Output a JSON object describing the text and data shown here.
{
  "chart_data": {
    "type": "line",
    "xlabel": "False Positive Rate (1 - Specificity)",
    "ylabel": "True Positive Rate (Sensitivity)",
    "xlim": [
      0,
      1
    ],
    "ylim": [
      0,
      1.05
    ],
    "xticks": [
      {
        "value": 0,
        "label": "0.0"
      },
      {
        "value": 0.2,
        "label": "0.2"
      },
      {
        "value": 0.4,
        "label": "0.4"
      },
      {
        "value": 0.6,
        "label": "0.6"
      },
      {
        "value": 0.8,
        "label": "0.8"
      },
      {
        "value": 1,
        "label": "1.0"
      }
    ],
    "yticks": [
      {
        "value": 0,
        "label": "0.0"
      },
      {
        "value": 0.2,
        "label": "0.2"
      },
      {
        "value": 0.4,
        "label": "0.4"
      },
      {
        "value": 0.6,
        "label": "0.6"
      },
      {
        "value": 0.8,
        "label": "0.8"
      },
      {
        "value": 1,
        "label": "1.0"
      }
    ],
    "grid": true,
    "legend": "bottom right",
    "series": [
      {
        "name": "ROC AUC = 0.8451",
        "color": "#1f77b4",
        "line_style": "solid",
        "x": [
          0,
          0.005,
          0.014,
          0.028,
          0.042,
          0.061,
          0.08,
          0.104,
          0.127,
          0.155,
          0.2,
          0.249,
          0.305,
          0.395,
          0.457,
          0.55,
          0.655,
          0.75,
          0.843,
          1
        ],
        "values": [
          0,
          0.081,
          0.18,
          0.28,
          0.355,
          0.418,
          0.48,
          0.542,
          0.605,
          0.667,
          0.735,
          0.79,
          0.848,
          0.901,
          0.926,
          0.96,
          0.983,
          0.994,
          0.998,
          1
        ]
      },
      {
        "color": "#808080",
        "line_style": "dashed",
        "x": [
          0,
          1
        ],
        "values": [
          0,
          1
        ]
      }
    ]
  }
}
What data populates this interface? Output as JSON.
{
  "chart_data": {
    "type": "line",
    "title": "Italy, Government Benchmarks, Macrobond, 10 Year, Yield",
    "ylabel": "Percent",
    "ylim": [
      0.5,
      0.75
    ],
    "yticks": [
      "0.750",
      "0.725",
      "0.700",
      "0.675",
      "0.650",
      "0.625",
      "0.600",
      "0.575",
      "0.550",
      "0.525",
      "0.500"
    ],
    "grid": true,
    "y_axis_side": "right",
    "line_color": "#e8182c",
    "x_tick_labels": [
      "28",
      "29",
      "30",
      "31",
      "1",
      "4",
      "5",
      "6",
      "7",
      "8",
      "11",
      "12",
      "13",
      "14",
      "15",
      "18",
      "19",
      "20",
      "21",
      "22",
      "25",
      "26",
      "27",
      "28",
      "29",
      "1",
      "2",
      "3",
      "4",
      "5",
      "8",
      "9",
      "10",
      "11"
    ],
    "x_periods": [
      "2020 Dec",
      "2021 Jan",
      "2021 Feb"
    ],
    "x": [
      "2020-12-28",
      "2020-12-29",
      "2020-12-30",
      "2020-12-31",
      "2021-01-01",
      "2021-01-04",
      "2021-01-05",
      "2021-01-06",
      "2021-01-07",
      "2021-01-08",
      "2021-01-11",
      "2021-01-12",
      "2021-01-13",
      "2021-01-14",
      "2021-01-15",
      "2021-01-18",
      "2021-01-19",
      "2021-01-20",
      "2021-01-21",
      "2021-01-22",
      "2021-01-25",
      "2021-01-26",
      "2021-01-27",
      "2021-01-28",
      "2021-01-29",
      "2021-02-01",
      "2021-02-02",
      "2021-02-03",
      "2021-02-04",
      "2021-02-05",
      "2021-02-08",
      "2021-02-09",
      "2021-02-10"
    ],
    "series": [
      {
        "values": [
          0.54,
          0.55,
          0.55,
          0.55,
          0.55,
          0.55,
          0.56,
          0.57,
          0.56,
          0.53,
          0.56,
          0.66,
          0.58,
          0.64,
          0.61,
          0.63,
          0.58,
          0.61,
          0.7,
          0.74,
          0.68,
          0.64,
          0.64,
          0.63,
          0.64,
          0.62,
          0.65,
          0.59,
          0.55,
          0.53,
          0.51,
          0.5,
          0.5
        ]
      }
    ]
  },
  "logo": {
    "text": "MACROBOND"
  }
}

**Task:** Faithfully copy every entry, leaving nothing out.

**Finished answer:**
Output a JSON object describing the text and data shown here.
{
  "chart_data": {
    "type": "line",
    "xlabel": "False Positive Rate (1 - Specificity)",
    "ylabel": "True Positive Rate (Sensitivity)",
    "xlim": [
      0,
      1
    ],
    "ylim": [
      0,
      1.05
    ],
    "xticks": [
      {
        "value": 0,
        "label": "0.0"
      },
      {
        "value": 0.2,
        "label": "0.2"
      },
      {
        "value": 0.4,
        "label": "0.4"
      },
      {
        "value": 0.6,
        "label": "0.6"
      },
      {
        "value": 0.8,
        "label": "0.8"
      },
      {
        "value": 1,
        "label": "1.0"
      }
    ],
    "yticks": [
      {
        "value": 0,
        "label": "0.0"
      },
      {
        "value": 0.2,
        "label": "0.2"
      },
      {
        "value": 0.4,
        "label": "0.4"
      },
      {
        "value": 0.6,
        "label": "0.6"
      },
      {
        "value": 0.8,
        "label": "0.8"
      },
      {
        "value": 1,
        "label": "1.0"
      }
    ],
    "grid": true,
    "legend": "bottom right",
    "series": [
      {
        "name": "ROC AUC = 0.8451",
        "color": "#1f77b4",
        "line_style": "solid",
        "x": [
          0,
          0.005,
          0.014,
          0.028,
          0.042,
          0.061,
          0.08,
          0.104,
          0.127,
          0.155,
          0.2,
          0.249,
          0.305,
          0.395,
          0.457,
          0.55,
          0.655,
          0.75,
          0.843,
          1
        ],
        "values": [
          0,
          0.081,
          0.18,
          0.28,
          0.355,
          0.418,
          0.48,
          0.542,
          0.605,
          0.667,
          0.735,
          0.79,
          0.848,
          0.901,
          0.926,
          0.96,
          0.983,
          0.994,
          0.998,
          1
        ]
      },
      {
        "color": "#808080",
        "line_style": "dashed",
        "x": [
          0,
          1
        ],
        "values": [
          0,
          1
        ]
      }
    ]
  }
}
What data populates this interface? Output as JSON.
{
  "chart_data": {
    "type": "line",
    "title": "Italy, Government Benchmarks, Macrobond, 10 Year, Yield",
    "ylabel": "Percent",
    "ylim": [
      0.5,
      0.75
    ],
    "yticks": [
      "0.750",
      "0.725",
      "0.700",
      "0.675",
      "0.650",
      "0.625",
      "0.600",
      "0.575",
      "0.550",
      "0.525",
      "0.500"
    ],
    "grid": true,
    "y_axis_side": "right",
    "line_color": "#e8182c",
    "x_tick_labels": [
      "28",
      "29",
      "30",
      "31",
      "1",
      "4",
      "5",
      "6",
      "7",
      "8",
      "11",
      "12",
      "13",
      "14",
      "15",
      "18",
      "19",
      "20",
      "21",
      "22",
      "25",
      "26",
      "27",
      "28",
      "29",
      "1",
      "2",
      "3",
      "4",
      "5",
      "8",
      "9",
      "10",
      "11"
    ],
    "x_periods": [
      "2020 Dec",
      "2021 Jan",
      "2021 Feb"
    ],
    "x": [
      "2020-12-28",
      "2020-12-29",
      "2020-12-30",
      "2020-12-31",
      "2021-01-01",
      "2021-01-04",
      "2021-01-05",
      "2021-01-06",
      "2021-01-07",
      "2021-01-08",
      "2021-01-11",
      "2021-01-12",
      "2021-01-13",
      "2021-01-14",
      "2021-01-15",
      "2021-01-18",
      "2021-01-19",
      "2021-01-20",
      "2021-01-21",
      "2021-01-22",
      "2021-01-25",
      "2021-01-26",
      "2021-01-27",
      "2021-01-28",
      "2021-01-29",
      "2021-02-01",
      "2021-02-02",
      "2021-02-03",
      "2021-02-04",
      "2021-02-05",
      "2021-02-08",
      "2021-02-09",
      "2021-02-10"
    ],
    "series": [
      {
        "values": [
          0.54,
          0.55,
          0.55,
          0.55,
          0.55,
          0.55,
          0.56,
          0.57,
          0.56,
          0.53,
          0.56,
          0.66,
          0.58,
          0.64,
          0.61,
          0.63,
          0.58,
          0.61,
          0.7,
          0.74,
          0.68,
          0.64,
          0.64,
          0.63,
          0.64,
          0.62,
          0.65,
          0.59,
          0.55,
          0.53,
          0.51,
          0.5,
          0.5
        ]
      }
    ]
  },
  "logo": {
    "text": "MACROBOND"
  }
}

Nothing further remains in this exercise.